All the data below goes into the copy word for word, but the pictures don't.
┄┄┄┄┄┄
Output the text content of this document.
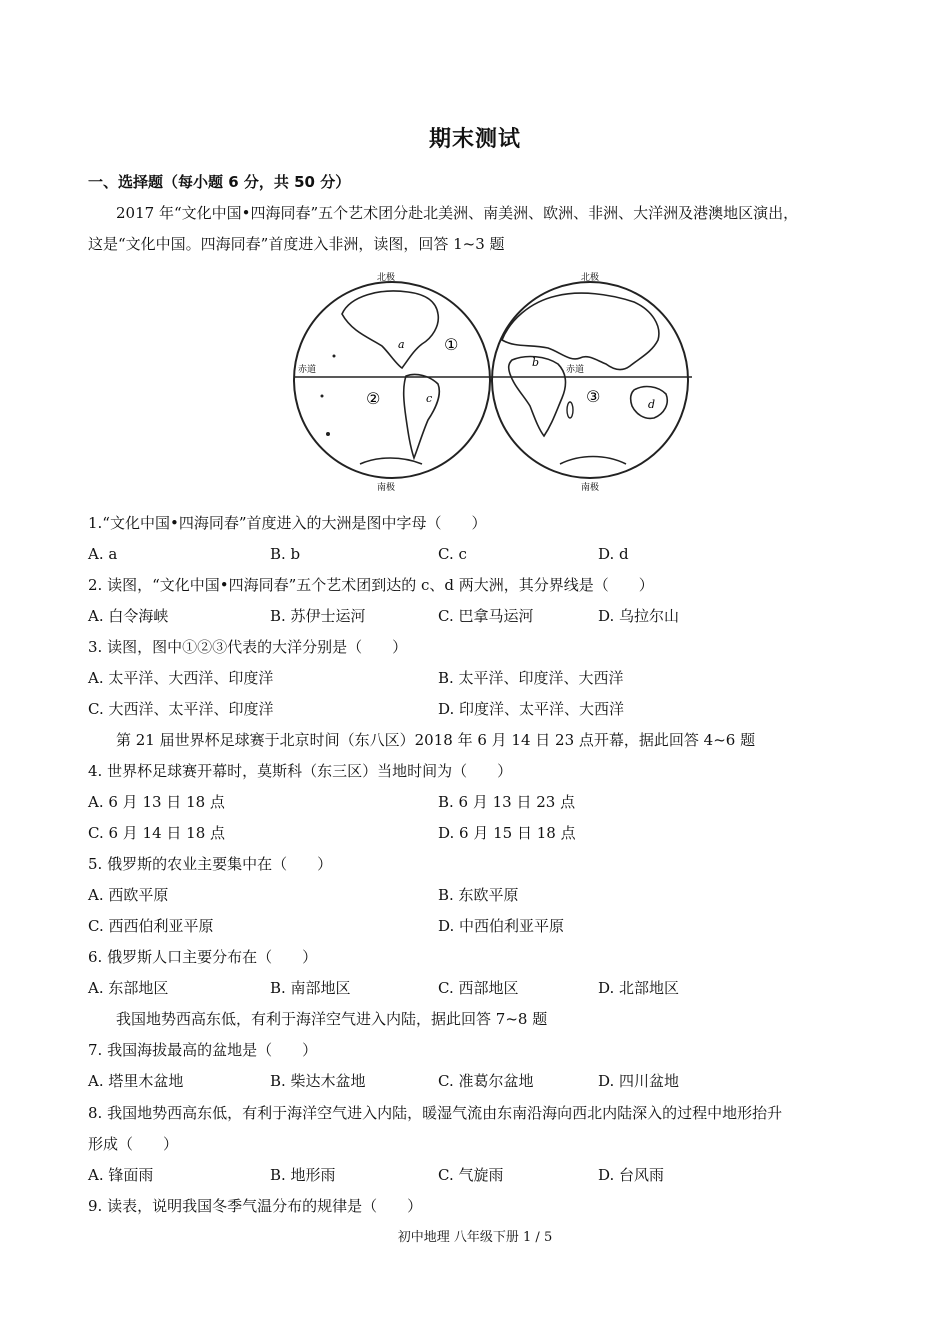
期末测试
一、选择题（每小题 6 分，共 50 分）
2017 年“文化中国•四海同春”五个艺术团分赴北美洲、南美洲、欧洲、非洲、大洋洲及港澳地区演出，
这是“文化中国。四海同春”首度进入非洲，读图，回答 1~3 题
北极	北极
南极	南极
赤道	赤道
a
b
c	d
①
②	③
1.“文化中国•四海同春”首度进入的大洲是图中字母（　　）
A. a	B. b	C. c	D. d
2. 读图，“文化中国•四海同春”五个艺术团到达的 c、d 两大洲，其分界线是（　　）
A. 白令海峡	B. 苏伊士运河	C. 巴拿马运河	D. 乌拉尔山
3. 读图，图中①②③代表的大洋分别是（　　）
A. 太平洋、大西洋、印度洋	B. 太平洋、印度洋、大西洋
C. 大西洋、太平洋、印度洋	D. 印度洋、太平洋、大西洋
第 21 届世界杯足球赛于北京时间（东八区）2018 年 6 月 14 日 23 点开幕，据此回答 4~6 题
4. 世界杯足球赛开幕时，莫斯科（东三区）当地时间为（　　）
A. 6 月 13 日 18 点	B. 6 月 13 日 23 点
C. 6 月 14 日 18 点	D. 6 月 15 日 18 点
5. 俄罗斯的农业主要集中在（　　）
A. 西欧平原	B. 东欧平原
C. 西西伯利亚平原	D. 中西伯利亚平原
6. 俄罗斯人口主要分布在（　　）
A. 东部地区	B. 南部地区	C. 西部地区	D. 北部地区
我国地势西高东低，有利于海洋空气进入内陆，据此回答 7~8 题
7. 我国海拔最高的盆地是（　　）
A. 塔里木盆地	B. 柴达木盆地	C. 准葛尔盆地	D. 四川盆地
8. 我国地势西高东低，有利于海洋空气进入内陆，暖湿气流由东南沿海向西北内陆深入的过程中地形抬升
形成（　　）
A. 锋面雨	B. 地形雨	C. 气旋雨	D. 台风雨
9. 读表，说明我国冬季气温分布的规律是（　　）
初中地理 八年级下册 1 / 5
┄┄┄┄┄┄
Response to the task:
Output the text content of this document.
期末测试
一、选择题（每小题 6 分，共 50 分）
2017 年“文化中国•四海同春”五个艺术团分赴北美洲、南美洲、欧洲、非洲、大洋洲及港澳地区演出，
这是“文化中国。四海同春”首度进入非洲，读图，回答 1~3 题
北极	北极
南极	南极
赤道	赤道
a
b
c	d
①
②	③
1.“文化中国•四海同春”首度进入的大洲是图中字母（　　）
A. a	B. b	C. c	D. d
2. 读图，“文化中国•四海同春”五个艺术团到达的 c、d 两大洲，其分界线是（　　）
A. 白令海峡	B. 苏伊士运河	C. 巴拿马运河	D. 乌拉尔山
3. 读图，图中①②③代表的大洋分别是（　　）
A. 太平洋、大西洋、印度洋	B. 太平洋、印度洋、大西洋
C. 大西洋、太平洋、印度洋	D. 印度洋、太平洋、大西洋
第 21 届世界杯足球赛于北京时间（东八区）2018 年 6 月 14 日 23 点开幕，据此回答 4~6 题
4. 世界杯足球赛开幕时，莫斯科（东三区）当地时间为（　　）
A. 6 月 13 日 18 点	B. 6 月 13 日 23 点
C. 6 月 14 日 18 点	D. 6 月 15 日 18 点
5. 俄罗斯的农业主要集中在（　　）
A. 西欧平原	B. 东欧平原
C. 西西伯利亚平原	D. 中西伯利亚平原
6. 俄罗斯人口主要分布在（　　）
A. 东部地区	B. 南部地区	C. 西部地区	D. 北部地区
我国地势西高东低，有利于海洋空气进入内陆，据此回答 7~8 题
7. 我国海拔最高的盆地是（　　）
A. 塔里木盆地	B. 柴达木盆地	C. 准葛尔盆地	D. 四川盆地
8. 我国地势西高东低，有利于海洋空气进入内陆，暖湿气流由东南沿海向西北内陆深入的过程中地形抬升
形成（　　）
A. 锋面雨	B. 地形雨	C. 气旋雨	D. 台风雨
9. 读表，说明我国冬季气温分布的规律是（　　）
初中地理 八年级下册 1 / 5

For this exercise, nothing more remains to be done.